(STATED PROBLEM):
Print each line of the listing once more, precisely as given.

(GIVEN ENTRIES):

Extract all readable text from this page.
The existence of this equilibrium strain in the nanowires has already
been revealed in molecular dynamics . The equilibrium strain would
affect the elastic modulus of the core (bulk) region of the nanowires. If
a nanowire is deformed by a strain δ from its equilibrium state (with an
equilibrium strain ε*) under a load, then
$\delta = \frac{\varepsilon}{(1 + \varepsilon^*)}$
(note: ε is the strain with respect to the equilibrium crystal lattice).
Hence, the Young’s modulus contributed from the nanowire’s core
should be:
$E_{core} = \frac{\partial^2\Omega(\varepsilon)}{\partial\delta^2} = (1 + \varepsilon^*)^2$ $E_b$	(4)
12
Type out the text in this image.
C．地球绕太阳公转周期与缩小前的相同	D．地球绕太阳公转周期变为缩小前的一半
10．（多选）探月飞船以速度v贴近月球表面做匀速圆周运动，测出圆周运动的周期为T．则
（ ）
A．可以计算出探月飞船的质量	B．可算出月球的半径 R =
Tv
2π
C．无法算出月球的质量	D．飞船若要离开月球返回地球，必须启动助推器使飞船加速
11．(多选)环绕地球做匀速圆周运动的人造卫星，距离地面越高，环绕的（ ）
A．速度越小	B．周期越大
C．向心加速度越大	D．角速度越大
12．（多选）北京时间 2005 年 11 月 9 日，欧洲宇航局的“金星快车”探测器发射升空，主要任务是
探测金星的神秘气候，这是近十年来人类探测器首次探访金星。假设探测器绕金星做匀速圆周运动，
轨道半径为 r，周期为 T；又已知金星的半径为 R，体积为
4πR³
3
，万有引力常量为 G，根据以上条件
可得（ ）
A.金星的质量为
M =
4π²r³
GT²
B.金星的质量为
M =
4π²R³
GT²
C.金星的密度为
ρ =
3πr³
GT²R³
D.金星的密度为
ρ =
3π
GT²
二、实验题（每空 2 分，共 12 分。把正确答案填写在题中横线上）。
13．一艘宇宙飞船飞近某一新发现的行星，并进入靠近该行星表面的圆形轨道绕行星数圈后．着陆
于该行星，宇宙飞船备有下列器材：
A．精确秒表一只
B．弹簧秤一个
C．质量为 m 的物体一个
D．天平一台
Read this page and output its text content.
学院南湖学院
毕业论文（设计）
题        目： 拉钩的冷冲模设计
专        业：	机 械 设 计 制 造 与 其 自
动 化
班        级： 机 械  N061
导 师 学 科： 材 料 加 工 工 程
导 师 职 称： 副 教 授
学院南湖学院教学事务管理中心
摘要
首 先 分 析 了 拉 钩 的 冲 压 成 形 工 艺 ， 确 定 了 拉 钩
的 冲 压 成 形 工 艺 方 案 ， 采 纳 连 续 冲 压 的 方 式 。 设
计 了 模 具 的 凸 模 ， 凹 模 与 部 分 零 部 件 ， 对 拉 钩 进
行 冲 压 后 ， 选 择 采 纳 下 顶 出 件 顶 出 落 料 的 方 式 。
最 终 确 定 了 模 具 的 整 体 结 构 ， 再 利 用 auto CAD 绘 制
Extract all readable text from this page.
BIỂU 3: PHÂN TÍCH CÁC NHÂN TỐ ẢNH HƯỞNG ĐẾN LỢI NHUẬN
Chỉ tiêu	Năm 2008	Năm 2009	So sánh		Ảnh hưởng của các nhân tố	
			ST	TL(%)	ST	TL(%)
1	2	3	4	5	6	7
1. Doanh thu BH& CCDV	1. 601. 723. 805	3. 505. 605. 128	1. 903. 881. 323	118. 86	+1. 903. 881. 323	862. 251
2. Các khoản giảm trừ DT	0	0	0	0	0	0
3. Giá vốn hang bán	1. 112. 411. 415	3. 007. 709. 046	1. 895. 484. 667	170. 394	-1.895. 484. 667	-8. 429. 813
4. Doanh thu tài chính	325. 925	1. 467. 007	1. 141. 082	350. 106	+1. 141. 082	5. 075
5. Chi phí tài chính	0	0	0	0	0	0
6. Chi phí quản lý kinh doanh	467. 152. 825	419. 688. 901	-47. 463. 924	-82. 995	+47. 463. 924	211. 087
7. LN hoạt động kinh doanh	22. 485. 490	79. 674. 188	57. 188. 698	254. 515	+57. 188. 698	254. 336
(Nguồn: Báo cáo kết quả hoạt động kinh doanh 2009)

(ANSWER):
Extract all readable text from this page.
The existence of this equilibrium strain in the nanowires has already
been revealed in molecular dynamics . The equilibrium strain would
affect the elastic modulus of the core (bulk) region of the nanowires. If
a nanowire is deformed by a strain δ from its equilibrium state (with an
equilibrium strain ε*) under a load, then
$\delta = \frac{\varepsilon}{(1 + \varepsilon^*)}$
(note: ε is the strain with respect to the equilibrium crystal lattice).
Hence, the Young’s modulus contributed from the nanowire’s core
should be:
$E_{core} = \frac{\partial^2\Omega(\varepsilon)}{\partial\delta^2} = (1 + \varepsilon^*)^2$ $E_b$	(4)
12
Type out the text in this image.
C．地球绕太阳公转周期与缩小前的相同	D．地球绕太阳公转周期变为缩小前的一半
10．（多选）探月飞船以速度v贴近月球表面做匀速圆周运动，测出圆周运动的周期为T．则
（ ）
A．可以计算出探月飞船的质量	B．可算出月球的半径 R =
Tv
2π
C．无法算出月球的质量	D．飞船若要离开月球返回地球，必须启动助推器使飞船加速
11．(多选)环绕地球做匀速圆周运动的人造卫星，距离地面越高，环绕的（ ）
A．速度越小	B．周期越大
C．向心加速度越大	D．角速度越大
12．（多选）北京时间 2005 年 11 月 9 日，欧洲宇航局的“金星快车”探测器发射升空，主要任务是
探测金星的神秘气候，这是近十年来人类探测器首次探访金星。假设探测器绕金星做匀速圆周运动，
轨道半径为 r，周期为 T；又已知金星的半径为 R，体积为
4πR³
3
，万有引力常量为 G，根据以上条件
可得（ ）
A.金星的质量为
M =
4π²r³
GT²
B.金星的质量为
M =
4π²R³
GT²
C.金星的密度为
ρ =
3πr³
GT²R³
D.金星的密度为
ρ =
3π
GT²
二、实验题（每空 2 分，共 12 分。把正确答案填写在题中横线上）。
13．一艘宇宙飞船飞近某一新发现的行星，并进入靠近该行星表面的圆形轨道绕行星数圈后．着陆
于该行星，宇宙飞船备有下列器材：
A．精确秒表一只
B．弹簧秤一个
C．质量为 m 的物体一个
D．天平一台
Read this page and output its text content.
学院南湖学院
毕业论文（设计）
题        目： 拉钩的冷冲模设计
专        业：	机 械 设 计 制 造 与 其 自
动 化
班        级： 机 械  N061
导 师 学 科： 材 料 加 工 工 程
导 师 职 称： 副 教 授
学院南湖学院教学事务管理中心
摘要
首 先 分 析 了 拉 钩 的 冲 压 成 形 工 艺 ， 确 定 了 拉 钩
的 冲 压 成 形 工 艺 方 案 ， 采 纳 连 续 冲 压 的 方 式 。 设
计 了 模 具 的 凸 模 ， 凹 模 与 部 分 零 部 件 ， 对 拉 钩 进
行 冲 压 后 ， 选 择 采 纳 下 顶 出 件 顶 出 落 料 的 方 式 。
最 终 确 定 了 模 具 的 整 体 结 构 ， 再 利 用 auto CAD 绘 制
Extract all readable text from this page.
BIỂU 3: PHÂN TÍCH CÁC NHÂN TỐ ẢNH HƯỞNG ĐẾN LỢI NHUẬN
Chỉ tiêu	Năm 2008	Năm 2009	So sánh		Ảnh hưởng của các nhân tố	
			ST	TL(%)	ST	TL(%)
1	2	3	4	5	6	7
1. Doanh thu BH& CCDV	1. 601. 723. 805	3. 505. 605. 128	1. 903. 881. 323	118. 86	+1. 903. 881. 323	862. 251
2. Các khoản giảm trừ DT	0	0	0	0	0	0
3. Giá vốn hang bán	1. 112. 411. 415	3. 007. 709. 046	1. 895. 484. 667	170. 394	-1.895. 484. 667	-8. 429. 813
4. Doanh thu tài chính	325. 925	1. 467. 007	1. 141. 082	350. 106	+1. 141. 082	5. 075
5. Chi phí tài chính	0	0	0	0	0	0
6. Chi phí quản lý kinh doanh	467. 152. 825	419. 688. 901	-47. 463. 924	-82. 995	+47. 463. 924	211. 087
7. LN hoạt động kinh doanh	22. 485. 490	79. 674. 188	57. 188. 698	254. 515	+57. 188. 698	254. 336
(Nguồn: Báo cáo kết quả hoạt động kinh doanh 2009)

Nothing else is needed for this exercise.